**Extracted data**
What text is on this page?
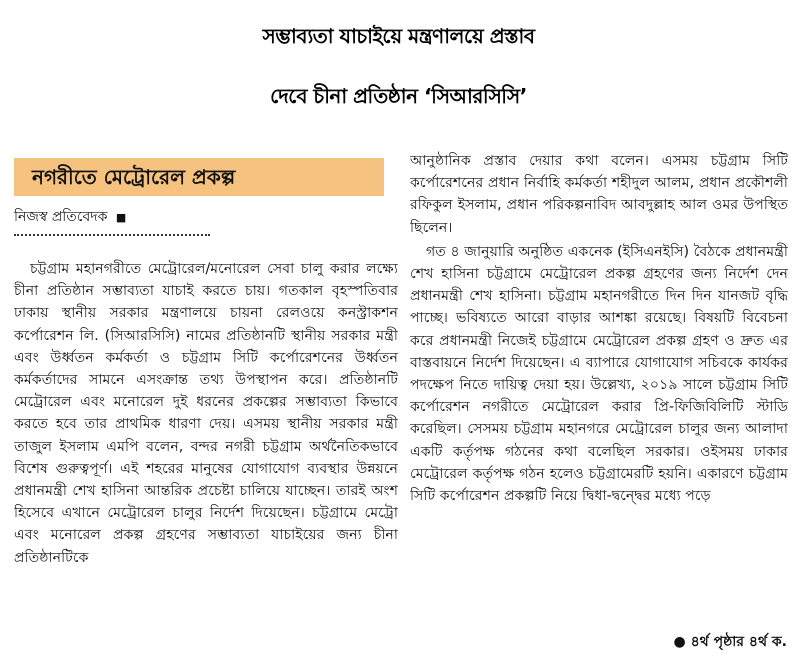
সম্ভাব্যতা যাচাইয়ে মন্ত্রণালয়ে প্রস্তাব
দেবে চীনা প্রতিষ্ঠান ‘সিআরসিসি’
নগরীতে মেট্রোরেল প্রকল্প
নিজস্ব প্রতিবেদক ■

চট্টগ্রাম মহানগরীতে মেট্রোরেল/মনোরেল সেবা চালু করার লক্ষ্যে চীনা প্রতিষ্ঠান সম্ভাব্যতা যাচাই করতে চায়। গতকাল বৃহস্পতিবার ঢাকায় স্থানীয় সরকার মন্ত্রণালয়ে চায়না রেলওয়ে কনস্ট্রাকশন কর্পোরেশন লি. (সিআরসিসি) নামের প্রতিষ্ঠানটি স্থানীয় সরকার মন্ত্রী এবং উর্ধ্বতন কর্মকর্তা ও চট্টগ্রাম সিটি কর্পোরেশনের উর্ধ্বতন কর্মকর্তাদের সামনে এসংক্রান্ত তথ্য উপস্থাপন করে। প্রতিষ্ঠানটি মেট্রোরেল এবং মনোরেল দুই ধরনের প্রকল্পের সম্ভাব্যতা কিভাবে করতে হবে তার প্রাথমিক ধারণা দেয়। এসময় স্থানীয় সরকার মন্ত্রী তাজুল ইসলাম এমপি বলেন, বন্দর নগরী চট্টগ্রাম অর্থনৈতিকভাবে বিশেষ গুরুত্বপূর্ণ। এই শহরের মানুষের যোগাযোগ ব্যবস্থার উন্নয়নে প্রধানমন্ত্রী শেখ হাসিনা আন্তরিক প্রচেষ্টা চালিয়ে যাচ্ছেন। তারই অংশ হিসেবে এখানে মেট্রোরেল চালুর নির্দেশ দিয়েছেন। চট্টগ্রামে মেট্রো এবং মনোরেল প্রকল্প গ্রহণের সম্ভাব্যতা যাচাইয়ের জন্য চীনা প্রতিষ্ঠানটিকে

আনুষ্ঠানিক প্রস্তাব দেয়ার কথা বলেন। এসময় চট্টগ্রাম সিটি কর্পোরেশনের প্রধান নির্বাহি কর্মকর্তা শহীদুল আলম, প্রধান প্রকৌশলী রফিকুল ইসলাম, প্রধান পরিকল্পনাবিদ আবদুল্লাহ আল ওমর উপস্থিত ছিলেন।

গত ৪ জানুয়ারি অনুষ্ঠিত একনেক (ইসিএনইসি) বৈঠকে প্রধানমন্ত্রী শেখ হাসিনা চট্টগ্রামে মেট্রোরেল প্রকল্প গ্রহণের জন্য নির্দেশ দেন প্রধানমন্ত্রী শেখ হাসিনা। চট্টগ্রাম মহানগরীতে দিন দিন যানজট বৃদ্ধি পাচ্ছে। ভবিষ্যতে আরো বাড়ার আশঙ্কা রয়েছে। বিষয়টি বিবেচনা করে প্রধানমন্ত্রী নিজেই চট্টগ্রামে মেট্রোরেল প্রকল্প গ্রহণ ও দ্রুত এর বাস্তবায়নে নির্দেশ দিয়েছেন। এ ব্যাপারে যোগাযোগ সচিবকে কার্যকর পদক্ষেপ নিতে দায়িত্ব দেয়া হয়। উল্লেখ্য, ২০১৯ সালে চট্টগ্রাম সিটি কর্পোরেশন নগরীতে মেট্রোরেল করার প্রি-ফিজিবিলিটি স্টাডি করেছিল। সেসময় চট্টগ্রাম মহানগরে মেট্রোরেল চালুর জন্য আলাদা একটি কর্তৃপক্ষ গঠনের কথা বলেছিল সরকার। ওইসময় ঢাকার মেট্রোরেল কর্তৃপক্ষ গঠন হলেও চট্টগ্রামেরটি হয়নি। একারণে চট্টগ্রাম সিটি কর্পোরেশন প্রকল্পটি নিয়ে দ্বিধা-দ্বন্দ্বের মধ্যে পড়ে

● ৪র্থ পৃষ্ঠার ৪র্থ ক.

**Exercise goal**
Leave the images out and output the remaining material exactly as it stands.

**The solution**
What text is on this page?
সম্ভাব্যতা যাচাইয়ে মন্ত্রণালয়ে প্রস্তাব
দেবে চীনা প্রতিষ্ঠান ‘সিআরসিসি’
নগরীতে মেট্রোরেল প্রকল্প
নিজস্ব প্রতিবেদক ■

চট্টগ্রাম মহানগরীতে মেট্রোরেল/মনোরেল সেবা চালু করার লক্ষ্যে চীনা প্রতিষ্ঠান সম্ভাব্যতা যাচাই করতে চায়। গতকাল বৃহস্পতিবার ঢাকায় স্থানীয় সরকার মন্ত্রণালয়ে চায়না রেলওয়ে কনস্ট্রাকশন কর্পোরেশন লি. (সিআরসিসি) নামের প্রতিষ্ঠানটি স্থানীয় সরকার মন্ত্রী এবং উর্ধ্বতন কর্মকর্তা ও চট্টগ্রাম সিটি কর্পোরেশনের উর্ধ্বতন কর্মকর্তাদের সামনে এসংক্রান্ত তথ্য উপস্থাপন করে। প্রতিষ্ঠানটি মেট্রোরেল এবং মনোরেল দুই ধরনের প্রকল্পের সম্ভাব্যতা কিভাবে করতে হবে তার প্রাথমিক ধারণা দেয়। এসময় স্থানীয় সরকার মন্ত্রী তাজুল ইসলাম এমপি বলেন, বন্দর নগরী চট্টগ্রাম অর্থনৈতিকভাবে বিশেষ গুরুত্বপূর্ণ। এই শহরের মানুষের যোগাযোগ ব্যবস্থার উন্নয়নে প্রধানমন্ত্রী শেখ হাসিনা আন্তরিক প্রচেষ্টা চালিয়ে যাচ্ছেন। তারই অংশ হিসেবে এখানে মেট্রোরেল চালুর নির্দেশ দিয়েছেন। চট্টগ্রামে মেট্রো এবং মনোরেল প্রকল্প গ্রহণের সম্ভাব্যতা যাচাইয়ের জন্য চীনা প্রতিষ্ঠানটিকে

আনুষ্ঠানিক প্রস্তাব দেয়ার কথা বলেন। এসময় চট্টগ্রাম সিটি কর্পোরেশনের প্রধান নির্বাহি কর্মকর্তা শহীদুল আলম, প্রধান প্রকৌশলী রফিকুল ইসলাম, প্রধান পরিকল্পনাবিদ আবদুল্লাহ আল ওমর উপস্থিত ছিলেন।

গত ৪ জানুয়ারি অনুষ্ঠিত একনেক (ইসিএনইসি) বৈঠকে প্রধানমন্ত্রী শেখ হাসিনা চট্টগ্রামে মেট্রোরেল প্রকল্প গ্রহণের জন্য নির্দেশ দেন প্রধানমন্ত্রী শেখ হাসিনা। চট্টগ্রাম মহানগরীতে দিন দিন যানজট বৃদ্ধি পাচ্ছে। ভবিষ্যতে আরো বাড়ার আশঙ্কা রয়েছে। বিষয়টি বিবেচনা করে প্রধানমন্ত্রী নিজেই চট্টগ্রামে মেট্রোরেল প্রকল্প গ্রহণ ও দ্রুত এর বাস্তবায়নে নির্দেশ দিয়েছেন। এ ব্যাপারে যোগাযোগ সচিবকে কার্যকর পদক্ষেপ নিতে দায়িত্ব দেয়া হয়। উল্লেখ্য, ২০১৯ সালে চট্টগ্রাম সিটি কর্পোরেশন নগরীতে মেট্রোরেল করার প্রি-ফিজিবিলিটি স্টাডি করেছিল। সেসময় চট্টগ্রাম মহানগরে মেট্রোরেল চালুর জন্য আলাদা একটি কর্তৃপক্ষ গঠনের কথা বলেছিল সরকার। ওইসময় ঢাকার মেট্রোরেল কর্তৃপক্ষ গঠন হলেও চট্টগ্রামেরটি হয়নি। একারণে চট্টগ্রাম সিটি কর্পোরেশন প্রকল্পটি নিয়ে দ্বিধা-দ্বন্দ্বের মধ্যে পড়ে

● ৪র্থ পৃষ্ঠার ৪র্থ ক.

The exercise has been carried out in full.